• Problem requirements:
Repeat every entry word for word, skipping the pictures.

[Dataset entries]
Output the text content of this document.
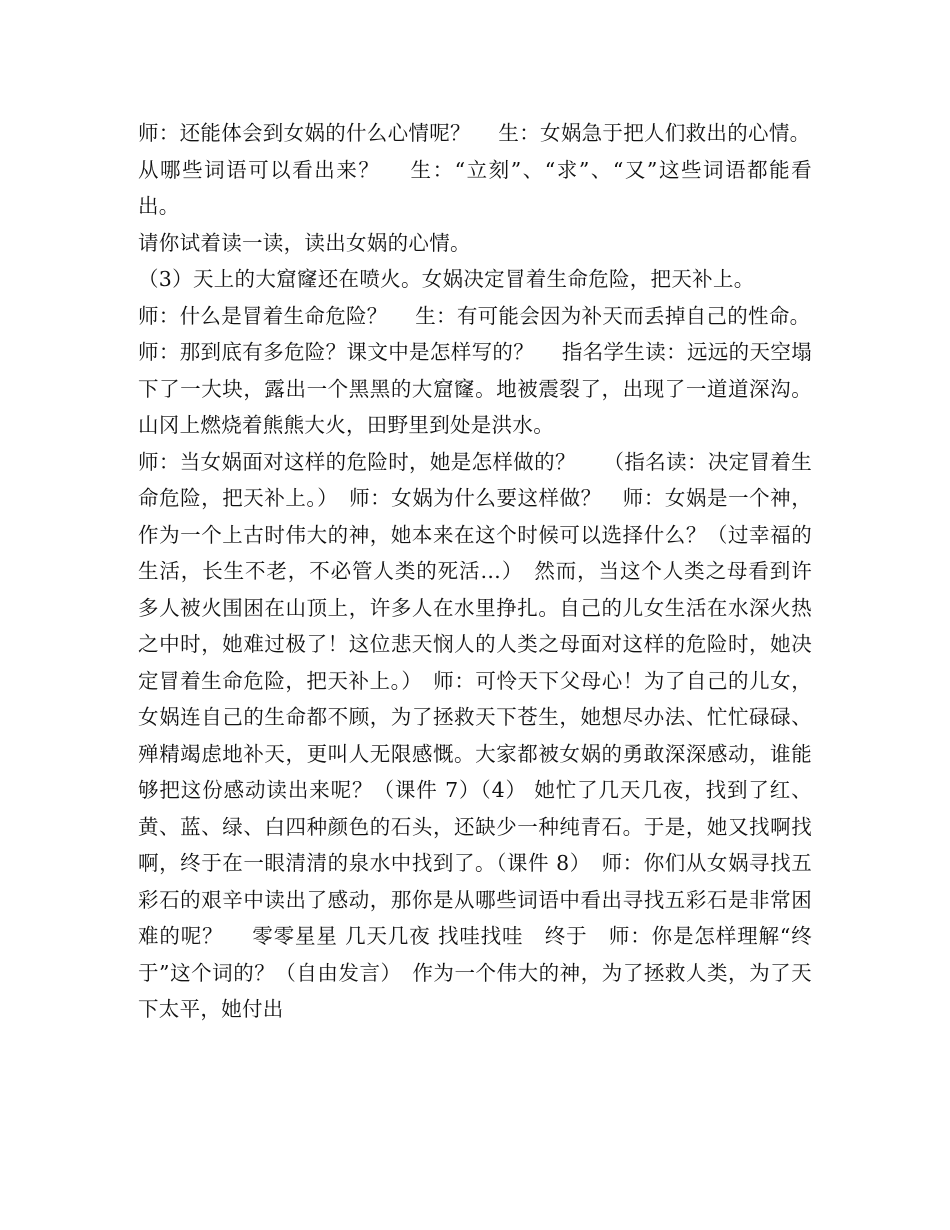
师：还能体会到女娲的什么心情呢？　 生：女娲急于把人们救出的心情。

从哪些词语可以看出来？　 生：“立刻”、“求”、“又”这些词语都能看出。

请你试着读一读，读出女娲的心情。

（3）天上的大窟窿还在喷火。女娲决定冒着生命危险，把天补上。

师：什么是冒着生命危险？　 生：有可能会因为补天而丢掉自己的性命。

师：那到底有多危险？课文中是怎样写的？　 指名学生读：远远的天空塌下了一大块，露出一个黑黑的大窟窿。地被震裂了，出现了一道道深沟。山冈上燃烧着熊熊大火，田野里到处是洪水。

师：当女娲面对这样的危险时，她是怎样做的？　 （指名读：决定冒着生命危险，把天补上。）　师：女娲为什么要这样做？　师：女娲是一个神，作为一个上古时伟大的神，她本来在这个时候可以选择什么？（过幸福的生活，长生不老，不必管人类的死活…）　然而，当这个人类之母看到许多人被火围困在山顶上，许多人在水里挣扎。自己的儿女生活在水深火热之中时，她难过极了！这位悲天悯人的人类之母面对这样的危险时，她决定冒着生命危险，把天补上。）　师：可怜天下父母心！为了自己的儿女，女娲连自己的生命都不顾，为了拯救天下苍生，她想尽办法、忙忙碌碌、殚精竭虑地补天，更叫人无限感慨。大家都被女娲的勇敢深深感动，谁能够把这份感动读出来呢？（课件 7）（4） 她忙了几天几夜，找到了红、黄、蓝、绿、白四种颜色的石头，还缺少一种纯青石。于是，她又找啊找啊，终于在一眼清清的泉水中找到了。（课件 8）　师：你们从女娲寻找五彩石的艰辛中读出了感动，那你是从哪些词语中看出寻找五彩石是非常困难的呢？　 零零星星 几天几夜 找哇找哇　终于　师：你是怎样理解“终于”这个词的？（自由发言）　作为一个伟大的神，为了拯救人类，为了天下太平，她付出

• Exercise result:
Output the text content of this document.
师：还能体会到女娲的什么心情呢？　 生：女娲急于把人们救出的心情。

从哪些词语可以看出来？　 生：“立刻”、“求”、“又”这些词语都能看出。

请你试着读一读，读出女娲的心情。

（3）天上的大窟窿还在喷火。女娲决定冒着生命危险，把天补上。

师：什么是冒着生命危险？　 生：有可能会因为补天而丢掉自己的性命。

师：那到底有多危险？课文中是怎样写的？　 指名学生读：远远的天空塌下了一大块，露出一个黑黑的大窟窿。地被震裂了，出现了一道道深沟。山冈上燃烧着熊熊大火，田野里到处是洪水。

师：当女娲面对这样的危险时，她是怎样做的？　 （指名读：决定冒着生命危险，把天补上。）　师：女娲为什么要这样做？　师：女娲是一个神，作为一个上古时伟大的神，她本来在这个时候可以选择什么？（过幸福的生活，长生不老，不必管人类的死活…）　然而，当这个人类之母看到许多人被火围困在山顶上，许多人在水里挣扎。自己的儿女生活在水深火热之中时，她难过极了！这位悲天悯人的人类之母面对这样的危险时，她决定冒着生命危险，把天补上。）　师：可怜天下父母心！为了自己的儿女，女娲连自己的生命都不顾，为了拯救天下苍生，她想尽办法、忙忙碌碌、殚精竭虑地补天，更叫人无限感慨。大家都被女娲的勇敢深深感动，谁能够把这份感动读出来呢？（课件 7）（4） 她忙了几天几夜，找到了红、黄、蓝、绿、白四种颜色的石头，还缺少一种纯青石。于是，她又找啊找啊，终于在一眼清清的泉水中找到了。（课件 8）　师：你们从女娲寻找五彩石的艰辛中读出了感动，那你是从哪些词语中看出寻找五彩石是非常困难的呢？　 零零星星 几天几夜 找哇找哇　终于　师：你是怎样理解“终于”这个词的？（自由发言）　作为一个伟大的神，为了拯救人类，为了天下太平，她付出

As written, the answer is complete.